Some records
-=-=-

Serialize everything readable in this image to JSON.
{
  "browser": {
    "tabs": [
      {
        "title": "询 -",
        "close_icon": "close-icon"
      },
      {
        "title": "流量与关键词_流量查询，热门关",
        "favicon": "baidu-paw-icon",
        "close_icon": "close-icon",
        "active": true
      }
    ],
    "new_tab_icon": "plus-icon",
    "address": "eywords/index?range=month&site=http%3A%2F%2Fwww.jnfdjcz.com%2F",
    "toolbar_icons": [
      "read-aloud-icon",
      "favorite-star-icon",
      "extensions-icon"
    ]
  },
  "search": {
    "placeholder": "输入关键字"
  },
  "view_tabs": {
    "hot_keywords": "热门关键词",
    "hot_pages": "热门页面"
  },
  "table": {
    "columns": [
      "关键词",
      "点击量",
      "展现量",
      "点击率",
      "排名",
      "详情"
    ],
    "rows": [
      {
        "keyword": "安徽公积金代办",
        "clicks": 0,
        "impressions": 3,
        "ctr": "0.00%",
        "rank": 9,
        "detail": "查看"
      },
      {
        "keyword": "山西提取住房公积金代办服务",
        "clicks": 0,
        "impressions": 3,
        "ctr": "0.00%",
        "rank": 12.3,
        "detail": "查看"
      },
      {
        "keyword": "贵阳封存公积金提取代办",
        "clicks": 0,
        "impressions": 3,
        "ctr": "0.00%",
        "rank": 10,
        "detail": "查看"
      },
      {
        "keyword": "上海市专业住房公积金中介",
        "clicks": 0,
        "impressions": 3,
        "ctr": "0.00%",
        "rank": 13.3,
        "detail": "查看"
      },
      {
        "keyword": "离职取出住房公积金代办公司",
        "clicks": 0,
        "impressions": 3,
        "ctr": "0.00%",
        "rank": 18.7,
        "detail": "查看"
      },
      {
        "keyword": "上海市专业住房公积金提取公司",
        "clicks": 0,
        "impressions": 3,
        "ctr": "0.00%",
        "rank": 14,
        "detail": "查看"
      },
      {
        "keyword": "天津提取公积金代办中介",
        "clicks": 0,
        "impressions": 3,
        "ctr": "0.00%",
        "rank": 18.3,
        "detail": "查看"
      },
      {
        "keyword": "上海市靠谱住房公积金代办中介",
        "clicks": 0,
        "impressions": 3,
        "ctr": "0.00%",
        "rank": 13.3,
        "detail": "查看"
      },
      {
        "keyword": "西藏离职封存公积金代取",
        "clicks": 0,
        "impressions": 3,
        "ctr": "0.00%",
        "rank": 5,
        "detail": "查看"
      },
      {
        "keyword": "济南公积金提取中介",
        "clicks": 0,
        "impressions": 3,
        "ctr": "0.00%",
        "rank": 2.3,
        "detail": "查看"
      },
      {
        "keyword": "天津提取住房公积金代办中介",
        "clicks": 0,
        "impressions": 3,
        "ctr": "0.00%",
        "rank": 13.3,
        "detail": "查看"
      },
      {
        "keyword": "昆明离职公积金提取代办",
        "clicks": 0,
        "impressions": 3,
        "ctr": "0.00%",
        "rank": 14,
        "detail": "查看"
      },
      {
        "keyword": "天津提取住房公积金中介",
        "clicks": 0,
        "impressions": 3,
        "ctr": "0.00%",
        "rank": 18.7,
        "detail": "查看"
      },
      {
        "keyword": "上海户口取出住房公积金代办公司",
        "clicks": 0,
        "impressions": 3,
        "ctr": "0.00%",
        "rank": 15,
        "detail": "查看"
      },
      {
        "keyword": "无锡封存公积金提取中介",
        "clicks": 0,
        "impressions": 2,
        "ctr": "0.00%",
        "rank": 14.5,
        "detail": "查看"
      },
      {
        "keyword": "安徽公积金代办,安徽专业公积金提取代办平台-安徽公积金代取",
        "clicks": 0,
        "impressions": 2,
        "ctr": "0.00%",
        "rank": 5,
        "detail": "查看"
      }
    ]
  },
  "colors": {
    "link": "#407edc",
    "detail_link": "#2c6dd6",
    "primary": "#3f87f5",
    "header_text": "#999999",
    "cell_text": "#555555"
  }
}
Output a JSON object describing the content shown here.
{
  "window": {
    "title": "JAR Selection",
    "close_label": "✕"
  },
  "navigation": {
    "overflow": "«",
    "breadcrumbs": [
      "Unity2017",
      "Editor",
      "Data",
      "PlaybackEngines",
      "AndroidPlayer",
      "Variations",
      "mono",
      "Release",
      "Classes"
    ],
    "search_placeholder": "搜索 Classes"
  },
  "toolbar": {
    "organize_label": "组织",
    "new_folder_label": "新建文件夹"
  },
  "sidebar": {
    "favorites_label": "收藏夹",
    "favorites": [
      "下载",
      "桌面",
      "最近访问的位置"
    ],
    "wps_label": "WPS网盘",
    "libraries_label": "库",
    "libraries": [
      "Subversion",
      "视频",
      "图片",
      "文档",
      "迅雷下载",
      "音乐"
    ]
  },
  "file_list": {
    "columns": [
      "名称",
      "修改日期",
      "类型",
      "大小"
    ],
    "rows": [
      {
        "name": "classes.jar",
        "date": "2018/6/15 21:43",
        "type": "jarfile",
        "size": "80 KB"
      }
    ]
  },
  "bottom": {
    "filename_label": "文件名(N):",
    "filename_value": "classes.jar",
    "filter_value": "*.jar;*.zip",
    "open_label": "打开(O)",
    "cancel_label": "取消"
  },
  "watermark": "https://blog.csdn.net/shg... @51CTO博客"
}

-=-=-

#### Exercise goal
Retype every entry word for word.

#### Exercise solution
Serialize everything readable in this image to JSON.
{
  "browser": {
    "tabs": [
      {
        "title": "询 -",
        "close_icon": "close-icon"
      },
      {
        "title": "流量与关键词_流量查询，热门关",
        "favicon": "baidu-paw-icon",
        "close_icon": "close-icon",
        "active": true
      }
    ],
    "new_tab_icon": "plus-icon",
    "address": "eywords/index?range=month&site=http%3A%2F%2Fwww.jnfdjcz.com%2F",
    "toolbar_icons": [
      "read-aloud-icon",
      "favorite-star-icon",
      "extensions-icon"
    ]
  },
  "search": {
    "placeholder": "输入关键字"
  },
  "view_tabs": {
    "hot_keywords": "热门关键词",
    "hot_pages": "热门页面"
  },
  "table": {
    "columns": [
      "关键词",
      "点击量",
      "展现量",
      "点击率",
      "排名",
      "详情"
    ],
    "rows": [
      {
        "keyword": "安徽公积金代办",
        "clicks": 0,
        "impressions": 3,
        "ctr": "0.00%",
        "rank": 9,
        "detail": "查看"
      },
      {
        "keyword": "山西提取住房公积金代办服务",
        "clicks": 0,
        "impressions": 3,
        "ctr": "0.00%",
        "rank": 12.3,
        "detail": "查看"
      },
      {
        "keyword": "贵阳封存公积金提取代办",
        "clicks": 0,
        "impressions": 3,
        "ctr": "0.00%",
        "rank": 10,
        "detail": "查看"
      },
      {
        "keyword": "上海市专业住房公积金中介",
        "clicks": 0,
        "impressions": 3,
        "ctr": "0.00%",
        "rank": 13.3,
        "detail": "查看"
      },
      {
        "keyword": "离职取出住房公积金代办公司",
        "clicks": 0,
        "impressions": 3,
        "ctr": "0.00%",
        "rank": 18.7,
        "detail": "查看"
      },
      {
        "keyword": "上海市专业住房公积金提取公司",
        "clicks": 0,
        "impressions": 3,
        "ctr": "0.00%",
        "rank": 14,
        "detail": "查看"
      },
      {
        "keyword": "天津提取公积金代办中介",
        "clicks": 0,
        "impressions": 3,
        "ctr": "0.00%",
        "rank": 18.3,
        "detail": "查看"
      },
      {
        "keyword": "上海市靠谱住房公积金代办中介",
        "clicks": 0,
        "impressions": 3,
        "ctr": "0.00%",
        "rank": 13.3,
        "detail": "查看"
      },
      {
        "keyword": "西藏离职封存公积金代取",
        "clicks": 0,
        "impressions": 3,
        "ctr": "0.00%",
        "rank": 5,
        "detail": "查看"
      },
      {
        "keyword": "济南公积金提取中介",
        "clicks": 0,
        "impressions": 3,
        "ctr": "0.00%",
        "rank": 2.3,
        "detail": "查看"
      },
      {
        "keyword": "天津提取住房公积金代办中介",
        "clicks": 0,
        "impressions": 3,
        "ctr": "0.00%",
        "rank": 13.3,
        "detail": "查看"
      },
      {
        "keyword": "昆明离职公积金提取代办",
        "clicks": 0,
        "impressions": 3,
        "ctr": "0.00%",
        "rank": 14,
        "detail": "查看"
      },
      {
        "keyword": "天津提取住房公积金中介",
        "clicks": 0,
        "impressions": 3,
        "ctr": "0.00%",
        "rank": 18.7,
        "detail": "查看"
      },
      {
        "keyword": "上海户口取出住房公积金代办公司",
        "clicks": 0,
        "impressions": 3,
        "ctr": "0.00%",
        "rank": 15,
        "detail": "查看"
      },
      {
        "keyword": "无锡封存公积金提取中介",
        "clicks": 0,
        "impressions": 2,
        "ctr": "0.00%",
        "rank": 14.5,
        "detail": "查看"
      },
      {
        "keyword": "安徽公积金代办,安徽专业公积金提取代办平台-安徽公积金代取",
        "clicks": 0,
        "impressions": 2,
        "ctr": "0.00%",
        "rank": 5,
        "detail": "查看"
      }
    ]
  },
  "colors": {
    "link": "#407edc",
    "detail_link": "#2c6dd6",
    "primary": "#3f87f5",
    "header_text": "#999999",
    "cell_text": "#555555"
  }
}
Output a JSON object describing the content shown here.
{
  "window": {
    "title": "JAR Selection",
    "close_label": "✕"
  },
  "navigation": {
    "overflow": "«",
    "breadcrumbs": [
      "Unity2017",
      "Editor",
      "Data",
      "PlaybackEngines",
      "AndroidPlayer",
      "Variations",
      "mono",
      "Release",
      "Classes"
    ],
    "search_placeholder": "搜索 Classes"
  },
  "toolbar": {
    "organize_label": "组织",
    "new_folder_label": "新建文件夹"
  },
  "sidebar": {
    "favorites_label": "收藏夹",
    "favorites": [
      "下载",
      "桌面",
      "最近访问的位置"
    ],
    "wps_label": "WPS网盘",
    "libraries_label": "库",
    "libraries": [
      "Subversion",
      "视频",
      "图片",
      "文档",
      "迅雷下载",
      "音乐"
    ]
  },
  "file_list": {
    "columns": [
      "名称",
      "修改日期",
      "类型",
      "大小"
    ],
    "rows": [
      {
        "name": "classes.jar",
        "date": "2018/6/15 21:43",
        "type": "jarfile",
        "size": "80 KB"
      }
    ]
  },
  "bottom": {
    "filename_label": "文件名(N):",
    "filename_value": "classes.jar",
    "filter_value": "*.jar;*.zip",
    "open_label": "打开(O)",
    "cancel_label": "取消"
  },
  "watermark": "https://blog.csdn.net/shg... @51CTO博客"
}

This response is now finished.